**Recorded information**:
##########

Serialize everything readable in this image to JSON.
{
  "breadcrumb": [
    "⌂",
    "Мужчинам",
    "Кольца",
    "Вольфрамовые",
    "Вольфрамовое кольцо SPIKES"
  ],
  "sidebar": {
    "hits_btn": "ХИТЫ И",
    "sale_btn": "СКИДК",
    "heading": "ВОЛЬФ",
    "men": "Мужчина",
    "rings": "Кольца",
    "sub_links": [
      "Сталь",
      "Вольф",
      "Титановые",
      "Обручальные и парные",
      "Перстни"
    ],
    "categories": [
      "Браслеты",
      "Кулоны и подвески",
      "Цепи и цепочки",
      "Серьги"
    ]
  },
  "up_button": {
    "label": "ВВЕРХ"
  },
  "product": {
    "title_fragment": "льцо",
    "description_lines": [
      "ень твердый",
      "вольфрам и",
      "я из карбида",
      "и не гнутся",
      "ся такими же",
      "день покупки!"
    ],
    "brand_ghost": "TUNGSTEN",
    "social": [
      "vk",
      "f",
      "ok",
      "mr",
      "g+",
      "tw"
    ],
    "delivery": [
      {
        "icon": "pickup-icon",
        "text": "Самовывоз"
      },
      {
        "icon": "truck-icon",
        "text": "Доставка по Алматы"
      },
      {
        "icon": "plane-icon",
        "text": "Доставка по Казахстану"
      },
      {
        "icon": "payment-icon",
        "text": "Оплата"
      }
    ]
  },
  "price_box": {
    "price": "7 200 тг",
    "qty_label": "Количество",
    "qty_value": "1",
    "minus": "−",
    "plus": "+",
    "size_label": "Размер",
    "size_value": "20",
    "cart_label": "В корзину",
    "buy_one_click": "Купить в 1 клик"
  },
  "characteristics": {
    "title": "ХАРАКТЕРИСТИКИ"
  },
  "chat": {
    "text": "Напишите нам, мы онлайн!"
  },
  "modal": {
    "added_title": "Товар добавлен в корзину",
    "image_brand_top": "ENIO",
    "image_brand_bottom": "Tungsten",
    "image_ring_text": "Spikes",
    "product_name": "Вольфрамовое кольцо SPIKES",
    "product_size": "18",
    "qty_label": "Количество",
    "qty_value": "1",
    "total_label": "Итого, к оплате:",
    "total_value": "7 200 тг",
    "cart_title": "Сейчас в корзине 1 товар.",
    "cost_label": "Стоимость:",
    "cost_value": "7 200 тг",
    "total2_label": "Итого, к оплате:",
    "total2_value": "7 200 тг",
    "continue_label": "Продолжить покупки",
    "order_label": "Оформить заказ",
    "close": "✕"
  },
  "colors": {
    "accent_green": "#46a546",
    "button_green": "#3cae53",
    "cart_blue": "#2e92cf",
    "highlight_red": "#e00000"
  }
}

##########

**Task details**: Output all preceding records character for character.

**Completed task**:
Serialize everything readable in this image to JSON.
{
  "breadcrumb": [
    "⌂",
    "Мужчинам",
    "Кольца",
    "Вольфрамовые",
    "Вольфрамовое кольцо SPIKES"
  ],
  "sidebar": {
    "hits_btn": "ХИТЫ И",
    "sale_btn": "СКИДК",
    "heading": "ВОЛЬФ",
    "men": "Мужчина",
    "rings": "Кольца",
    "sub_links": [
      "Сталь",
      "Вольф",
      "Титановые",
      "Обручальные и парные",
      "Перстни"
    ],
    "categories": [
      "Браслеты",
      "Кулоны и подвески",
      "Цепи и цепочки",
      "Серьги"
    ]
  },
  "up_button": {
    "label": "ВВЕРХ"
  },
  "product": {
    "title_fragment": "льцо",
    "description_lines": [
      "ень твердый",
      "вольфрам и",
      "я из карбида",
      "и не гнутся",
      "ся такими же",
      "день покупки!"
    ],
    "brand_ghost": "TUNGSTEN",
    "social": [
      "vk",
      "f",
      "ok",
      "mr",
      "g+",
      "tw"
    ],
    "delivery": [
      {
        "icon": "pickup-icon",
        "text": "Самовывоз"
      },
      {
        "icon": "truck-icon",
        "text": "Доставка по Алматы"
      },
      {
        "icon": "plane-icon",
        "text": "Доставка по Казахстану"
      },
      {
        "icon": "payment-icon",
        "text": "Оплата"
      }
    ]
  },
  "price_box": {
    "price": "7 200 тг",
    "qty_label": "Количество",
    "qty_value": "1",
    "minus": "−",
    "plus": "+",
    "size_label": "Размер",
    "size_value": "20",
    "cart_label": "В корзину",
    "buy_one_click": "Купить в 1 клик"
  },
  "characteristics": {
    "title": "ХАРАКТЕРИСТИКИ"
  },
  "chat": {
    "text": "Напишите нам, мы онлайн!"
  },
  "modal": {
    "added_title": "Товар добавлен в корзину",
    "image_brand_top": "ENIO",
    "image_brand_bottom": "Tungsten",
    "image_ring_text": "Spikes",
    "product_name": "Вольфрамовое кольцо SPIKES",
    "product_size": "18",
    "qty_label": "Количество",
    "qty_value": "1",
    "total_label": "Итого, к оплате:",
    "total_value": "7 200 тг",
    "cart_title": "Сейчас в корзине 1 товар.",
    "cost_label": "Стоимость:",
    "cost_value": "7 200 тг",
    "total2_label": "Итого, к оплате:",
    "total2_value": "7 200 тг",
    "continue_label": "Продолжить покупки",
    "order_label": "Оформить заказ",
    "close": "✕"
  },
  "colors": {
    "accent_green": "#46a546",
    "button_green": "#3cae53",
    "cart_blue": "#2e92cf",
    "highlight_red": "#e00000"
  }
}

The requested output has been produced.